Rows from a dataset:
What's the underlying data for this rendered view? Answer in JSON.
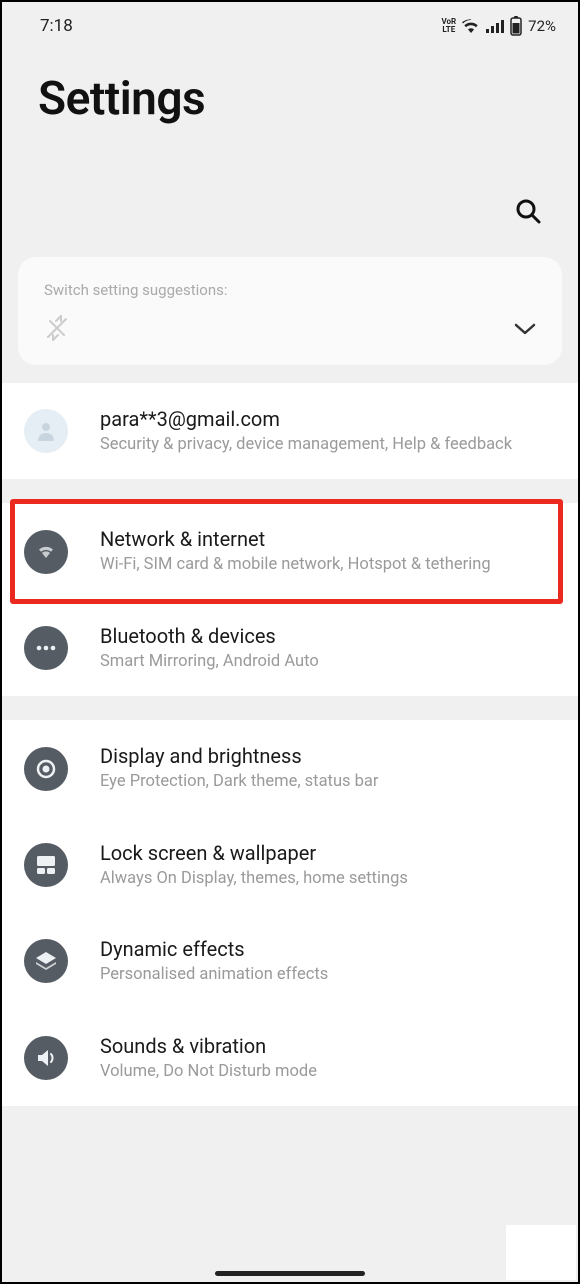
{
  "status": {
    "time": "7:18",
    "battery": "72%"
  },
  "header": {
    "title": "Settings"
  },
  "suggestions": {
    "title": "Switch setting suggestions:"
  },
  "account": {
    "email": "para**3@gmail.com",
    "sub": "Security & privacy, device management, Help & feedback"
  },
  "groups": [
    {
      "items": [
        {
          "title": "Network & internet",
          "sub": "Wi-Fi, SIM card & mobile network, Hotspot & tethering",
          "highlight": true
        },
        {
          "title": "Bluetooth & devices",
          "sub": "Smart Mirroring, Android Auto"
        }
      ]
    },
    {
      "items": [
        {
          "title": "Display and brightness",
          "sub": "Eye Protection, Dark theme, status bar"
        },
        {
          "title": "Lock screen & wallpaper",
          "sub": "Always On Display, themes, home settings"
        },
        {
          "title": "Dynamic effects",
          "sub": "Personalised animation effects"
        },
        {
          "title": "Sounds & vibration",
          "sub": "Volume, Do Not Disturb mode"
        }
      ]
    }
  ]
}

▶ _Work to be completed_
Skip the pictures, then retype every line above exactly.

▶ _Written response_
What's the underlying data for this rendered view? Answer in JSON.
{
  "status": {
    "time": "7:18",
    "battery": "72%"
  },
  "header": {
    "title": "Settings"
  },
  "suggestions": {
    "title": "Switch setting suggestions:"
  },
  "account": {
    "email": "para**3@gmail.com",
    "sub": "Security & privacy, device management, Help & feedback"
  },
  "groups": [
    {
      "items": [
        {
          "title": "Network & internet",
          "sub": "Wi-Fi, SIM card & mobile network, Hotspot & tethering",
          "highlight": true
        },
        {
          "title": "Bluetooth & devices",
          "sub": "Smart Mirroring, Android Auto"
        }
      ]
    },
    {
      "items": [
        {
          "title": "Display and brightness",
          "sub": "Eye Protection, Dark theme, status bar"
        },
        {
          "title": "Lock screen & wallpaper",
          "sub": "Always On Display, themes, home settings"
        },
        {
          "title": "Dynamic effects",
          "sub": "Personalised animation effects"
        },
        {
          "title": "Sounds & vibration",
          "sub": "Volume, Do Not Disturb mode"
        }
      ]
    }
  ]
}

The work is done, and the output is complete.